== TASK REQUIREMENTS ==
Retype each record below word for word. Leave the pictures out.

== TASK DATA ==
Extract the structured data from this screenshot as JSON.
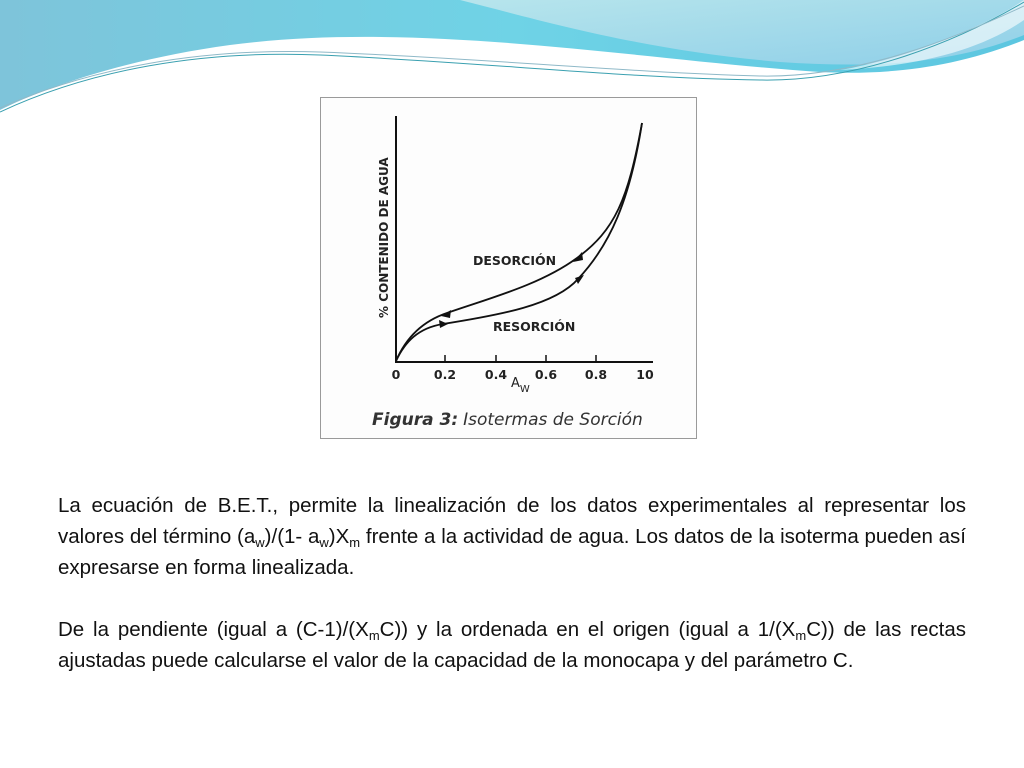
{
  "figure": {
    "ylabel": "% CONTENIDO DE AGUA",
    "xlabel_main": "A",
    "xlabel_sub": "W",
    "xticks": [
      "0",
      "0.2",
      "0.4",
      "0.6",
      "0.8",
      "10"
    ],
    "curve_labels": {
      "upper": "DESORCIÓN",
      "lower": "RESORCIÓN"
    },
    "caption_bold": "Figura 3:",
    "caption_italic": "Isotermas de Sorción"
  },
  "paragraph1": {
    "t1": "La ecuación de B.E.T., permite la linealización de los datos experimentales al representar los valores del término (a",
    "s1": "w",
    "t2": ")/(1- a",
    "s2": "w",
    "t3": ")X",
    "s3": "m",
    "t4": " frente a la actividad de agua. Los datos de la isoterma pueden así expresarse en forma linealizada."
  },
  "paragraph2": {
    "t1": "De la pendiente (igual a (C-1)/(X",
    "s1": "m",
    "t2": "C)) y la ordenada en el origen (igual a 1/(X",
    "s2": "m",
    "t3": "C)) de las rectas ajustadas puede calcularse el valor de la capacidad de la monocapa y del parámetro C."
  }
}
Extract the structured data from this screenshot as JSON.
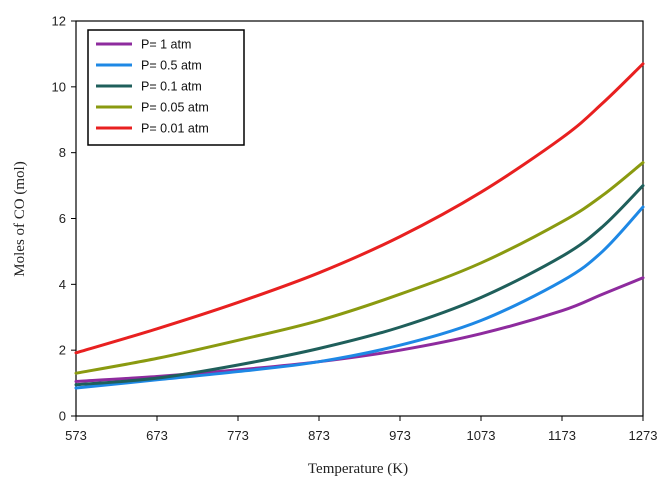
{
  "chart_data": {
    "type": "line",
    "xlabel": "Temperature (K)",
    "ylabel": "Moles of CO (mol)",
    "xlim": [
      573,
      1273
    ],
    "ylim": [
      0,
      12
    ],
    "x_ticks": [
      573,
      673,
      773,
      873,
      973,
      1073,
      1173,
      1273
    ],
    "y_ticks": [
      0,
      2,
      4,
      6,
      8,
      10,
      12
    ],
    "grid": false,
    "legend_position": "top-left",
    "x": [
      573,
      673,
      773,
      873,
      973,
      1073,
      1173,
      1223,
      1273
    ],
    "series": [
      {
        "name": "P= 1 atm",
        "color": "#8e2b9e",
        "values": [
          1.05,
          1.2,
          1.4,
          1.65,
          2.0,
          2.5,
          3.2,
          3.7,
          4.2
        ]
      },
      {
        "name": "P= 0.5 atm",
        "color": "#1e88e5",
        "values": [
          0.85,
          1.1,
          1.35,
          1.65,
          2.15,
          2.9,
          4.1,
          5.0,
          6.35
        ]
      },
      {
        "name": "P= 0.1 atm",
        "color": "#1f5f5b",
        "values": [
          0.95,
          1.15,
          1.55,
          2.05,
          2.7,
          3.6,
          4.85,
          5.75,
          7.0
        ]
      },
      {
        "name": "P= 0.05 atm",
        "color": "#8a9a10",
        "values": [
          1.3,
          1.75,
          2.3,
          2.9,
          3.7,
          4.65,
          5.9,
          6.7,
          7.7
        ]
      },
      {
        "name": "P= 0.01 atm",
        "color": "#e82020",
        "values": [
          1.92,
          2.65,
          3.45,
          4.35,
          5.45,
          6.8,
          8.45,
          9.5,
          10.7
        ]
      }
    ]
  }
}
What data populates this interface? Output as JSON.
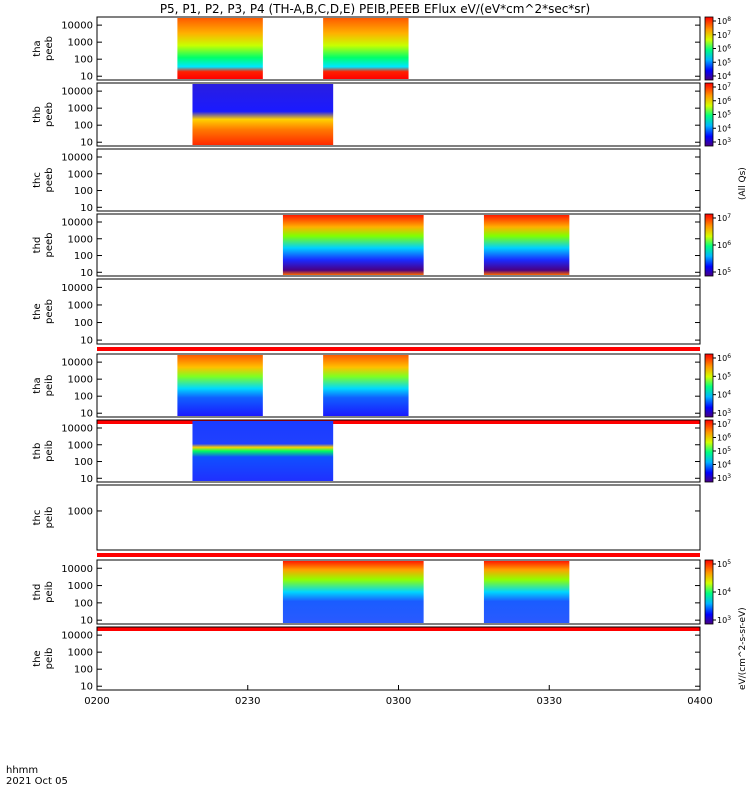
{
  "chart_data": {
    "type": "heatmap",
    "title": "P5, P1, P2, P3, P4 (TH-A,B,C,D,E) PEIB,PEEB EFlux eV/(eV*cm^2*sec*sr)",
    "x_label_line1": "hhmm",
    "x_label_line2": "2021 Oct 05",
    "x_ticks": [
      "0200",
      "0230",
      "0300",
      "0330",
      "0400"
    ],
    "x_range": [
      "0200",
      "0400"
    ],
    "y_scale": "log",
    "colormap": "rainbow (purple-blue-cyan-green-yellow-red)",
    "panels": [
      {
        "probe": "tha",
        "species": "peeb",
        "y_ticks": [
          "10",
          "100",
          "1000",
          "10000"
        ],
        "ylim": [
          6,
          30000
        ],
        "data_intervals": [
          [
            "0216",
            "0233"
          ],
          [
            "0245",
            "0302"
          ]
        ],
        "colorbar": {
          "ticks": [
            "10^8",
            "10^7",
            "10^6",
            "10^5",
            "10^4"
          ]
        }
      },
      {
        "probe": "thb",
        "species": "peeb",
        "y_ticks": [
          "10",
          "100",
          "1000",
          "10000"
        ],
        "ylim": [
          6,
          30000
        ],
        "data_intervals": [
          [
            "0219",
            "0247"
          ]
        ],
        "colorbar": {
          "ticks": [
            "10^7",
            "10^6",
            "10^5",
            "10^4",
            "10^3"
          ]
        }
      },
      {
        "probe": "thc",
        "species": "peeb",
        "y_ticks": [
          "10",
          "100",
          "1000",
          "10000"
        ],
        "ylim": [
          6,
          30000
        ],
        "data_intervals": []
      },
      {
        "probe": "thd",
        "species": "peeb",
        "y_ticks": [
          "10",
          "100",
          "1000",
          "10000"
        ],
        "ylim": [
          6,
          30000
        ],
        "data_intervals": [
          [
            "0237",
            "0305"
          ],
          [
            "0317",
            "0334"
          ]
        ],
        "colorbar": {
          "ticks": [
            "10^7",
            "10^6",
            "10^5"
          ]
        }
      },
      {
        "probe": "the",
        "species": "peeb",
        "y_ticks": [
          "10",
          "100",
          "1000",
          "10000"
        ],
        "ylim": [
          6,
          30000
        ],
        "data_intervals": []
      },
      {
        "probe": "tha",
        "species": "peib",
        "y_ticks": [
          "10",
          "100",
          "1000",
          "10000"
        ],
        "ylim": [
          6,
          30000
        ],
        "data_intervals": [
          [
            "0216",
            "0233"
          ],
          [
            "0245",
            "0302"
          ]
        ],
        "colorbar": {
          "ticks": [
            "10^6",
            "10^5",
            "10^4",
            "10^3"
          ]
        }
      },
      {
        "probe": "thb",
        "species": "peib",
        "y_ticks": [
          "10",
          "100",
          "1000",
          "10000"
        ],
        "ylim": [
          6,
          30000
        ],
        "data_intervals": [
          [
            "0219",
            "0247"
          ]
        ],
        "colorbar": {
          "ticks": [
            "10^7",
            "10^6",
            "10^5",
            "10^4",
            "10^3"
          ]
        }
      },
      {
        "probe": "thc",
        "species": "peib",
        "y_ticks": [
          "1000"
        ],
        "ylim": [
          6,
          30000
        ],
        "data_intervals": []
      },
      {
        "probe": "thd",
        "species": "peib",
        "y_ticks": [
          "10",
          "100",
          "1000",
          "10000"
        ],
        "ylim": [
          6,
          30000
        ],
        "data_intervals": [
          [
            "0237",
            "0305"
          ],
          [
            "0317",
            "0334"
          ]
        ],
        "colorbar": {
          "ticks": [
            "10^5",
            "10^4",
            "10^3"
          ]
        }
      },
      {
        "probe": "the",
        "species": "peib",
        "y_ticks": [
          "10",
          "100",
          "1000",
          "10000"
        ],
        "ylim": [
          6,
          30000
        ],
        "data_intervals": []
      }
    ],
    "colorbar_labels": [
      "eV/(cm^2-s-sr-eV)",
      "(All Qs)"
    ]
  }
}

== RESPONSE BELOW ==
Extract the structured data from this screenshot as JSON.
{
  "figure": {
    "ylabel": "% CONTENIDO DE AGUA",
    "xlabel_main": "A",
    "xlabel_sub": "W",
    "xticks": [
      "0",
      "0.2",
      "0.4",
      "0.6",
      "0.8",
      "10"
    ],
    "curve_labels": {
      "upper": "DESORCIÓN",
      "lower": "RESORCIÓN"
    },
    "caption_bold": "Figura 3:",
    "caption_italic": "Isotermas de Sorción"
  },
  "paragraph1": {
    "t1": "La ecuación de B.E.T., permite la linealización de los datos experimentales al representar los valores del término (a",
    "s1": "w",
    "t2": ")/(1- a",
    "s2": "w",
    "t3": ")X",
    "s3": "m",
    "t4": " frente a la actividad de agua. Los datos de la isoterma pueden así expresarse en forma linealizada."
  },
  "paragraph2": {
    "t1": "De la pendiente (igual a (C-1)/(X",
    "s1": "m",
    "t2": "C)) y la ordenada en el origen (igual a 1/(X",
    "s2": "m",
    "t3": "C)) de las rectas ajustadas puede calcularse el valor de la capacidad de la monocapa y del parámetro C."
  }
}
Extract the structured data from this screenshot as JSON.
{
  "chart_data": {
    "type": "line",
    "xlabel": "Temperature (K)",
    "ylabel": "Moles of CO (mol)",
    "xlim": [
      573,
      1273
    ],
    "ylim": [
      0,
      12
    ],
    "x_ticks": [
      573,
      673,
      773,
      873,
      973,
      1073,
      1173,
      1273
    ],
    "y_ticks": [
      0,
      2,
      4,
      6,
      8,
      10,
      12
    ],
    "grid": false,
    "legend_position": "top-left",
    "x": [
      573,
      673,
      773,
      873,
      973,
      1073,
      1173,
      1223,
      1273
    ],
    "series": [
      {
        "name": "P= 1 atm",
        "color": "#8e2b9e",
        "values": [
          1.05,
          1.2,
          1.4,
          1.65,
          2.0,
          2.5,
          3.2,
          3.7,
          4.2
        ]
      },
      {
        "name": "P= 0.5 atm",
        "color": "#1e88e5",
        "values": [
          0.85,
          1.1,
          1.35,
          1.65,
          2.15,
          2.9,
          4.1,
          5.0,
          6.35
        ]
      },
      {
        "name": "P= 0.1 atm",
        "color": "#1f5f5b",
        "values": [
          0.95,
          1.15,
          1.55,
          2.05,
          2.7,
          3.6,
          4.85,
          5.75,
          7.0
        ]
      },
      {
        "name": "P= 0.05 atm",
        "color": "#8a9a10",
        "values": [
          1.3,
          1.75,
          2.3,
          2.9,
          3.7,
          4.65,
          5.9,
          6.7,
          7.7
        ]
      },
      {
        "name": "P= 0.01 atm",
        "color": "#e82020",
        "values": [
          1.92,
          2.65,
          3.45,
          4.35,
          5.45,
          6.8,
          8.45,
          9.5,
          10.7
        ]
      }
    ]
  }
}
What data populates this interface? Output as JSON.
{
  "chart_data": {
    "type": "heatmap",
    "title": "P5, P1, P2, P3, P4 (TH-A,B,C,D,E) PEIB,PEEB EFlux eV/(eV*cm^2*sec*sr)",
    "x_label_line1": "hhmm",
    "x_label_line2": "2021 Oct 05",
    "x_ticks": [
      "0200",
      "0230",
      "0300",
      "0330",
      "0400"
    ],
    "x_range": [
      "0200",
      "0400"
    ],
    "y_scale": "log",
    "colormap": "rainbow (purple-blue-cyan-green-yellow-red)",
    "panels": [
      {
        "probe": "tha",
        "species": "peeb",
        "y_ticks": [
          "10",
          "100",
          "1000",
          "10000"
        ],
        "ylim": [
          6,
          30000
        ],
        "data_intervals": [
          [
            "0216",
            "0233"
          ],
          [
            "0245",
            "0302"
          ]
        ],
        "colorbar": {
          "ticks": [
            "10^8",
            "10^7",
            "10^6",
            "10^5",
            "10^4"
          ]
        }
      },
      {
        "probe": "thb",
        "species": "peeb",
        "y_ticks": [
          "10",
          "100",
          "1000",
          "10000"
        ],
        "ylim": [
          6,
          30000
        ],
        "data_intervals": [
          [
            "0219",
            "0247"
          ]
        ],
        "colorbar": {
          "ticks": [
            "10^7",
            "10^6",
            "10^5",
            "10^4",
            "10^3"
          ]
        }
      },
      {
        "probe": "thc",
        "species": "peeb",
        "y_ticks": [
          "10",
          "100",
          "1000",
          "10000"
        ],
        "ylim": [
          6,
          30000
        ],
        "data_intervals": []
      },
      {
        "probe": "thd",
        "species": "peeb",
        "y_ticks": [
          "10",
          "100",
          "1000",
          "10000"
        ],
        "ylim": [
          6,
          30000
        ],
        "data_intervals": [
          [
            "0237",
            "0305"
          ],
          [
            "0317",
            "0334"
          ]
        ],
        "colorbar": {
          "ticks": [
            "10^7",
            "10^6",
            "10^5"
          ]
        }
      },
      {
        "probe": "the",
        "species": "peeb",
        "y_ticks": [
          "10",
          "100",
          "1000",
          "10000"
        ],
        "ylim": [
          6,
          30000
        ],
        "data_intervals": []
      },
      {
        "probe": "tha",
        "species": "peib",
        "y_ticks": [
          "10",
          "100",
          "1000",
          "10000"
        ],
        "ylim": [
          6,
          30000
        ],
        "data_intervals": [
          [
            "0216",
            "0233"
          ],
          [
            "0245",
            "0302"
          ]
        ],
        "colorbar": {
          "ticks": [
            "10^6",
            "10^5",
            "10^4",
            "10^3"
          ]
        }
      },
      {
        "probe": "thb",
        "species": "peib",
        "y_ticks": [
          "10",
          "100",
          "1000",
          "10000"
        ],
        "ylim": [
          6,
          30000
        ],
        "data_intervals": [
          [
            "0219",
            "0247"
          ]
        ],
        "colorbar": {
          "ticks": [
            "10^7",
            "10^6",
            "10^5",
            "10^4",
            "10^3"
          ]
        }
      },
      {
        "probe": "thc",
        "species": "peib",
        "y_ticks": [
          "1000"
        ],
        "ylim": [
          6,
          30000
        ],
        "data_intervals": []
      },
      {
        "probe": "thd",
        "species": "peib",
        "y_ticks": [
          "10",
          "100",
          "1000",
          "10000"
        ],
        "ylim": [
          6,
          30000
        ],
        "data_intervals": [
          [
            "0237",
            "0305"
          ],
          [
            "0317",
            "0334"
          ]
        ],
        "colorbar": {
          "ticks": [
            "10^5",
            "10^4",
            "10^3"
          ]
        }
      },
      {
        "probe": "the",
        "species": "peib",
        "y_ticks": [
          "10",
          "100",
          "1000",
          "10000"
        ],
        "ylim": [
          6,
          30000
        ],
        "data_intervals": []
      }
    ],
    "colorbar_labels": [
      "eV/(cm^2-s-sr-eV)",
      "(All Qs)"
    ]
  }
}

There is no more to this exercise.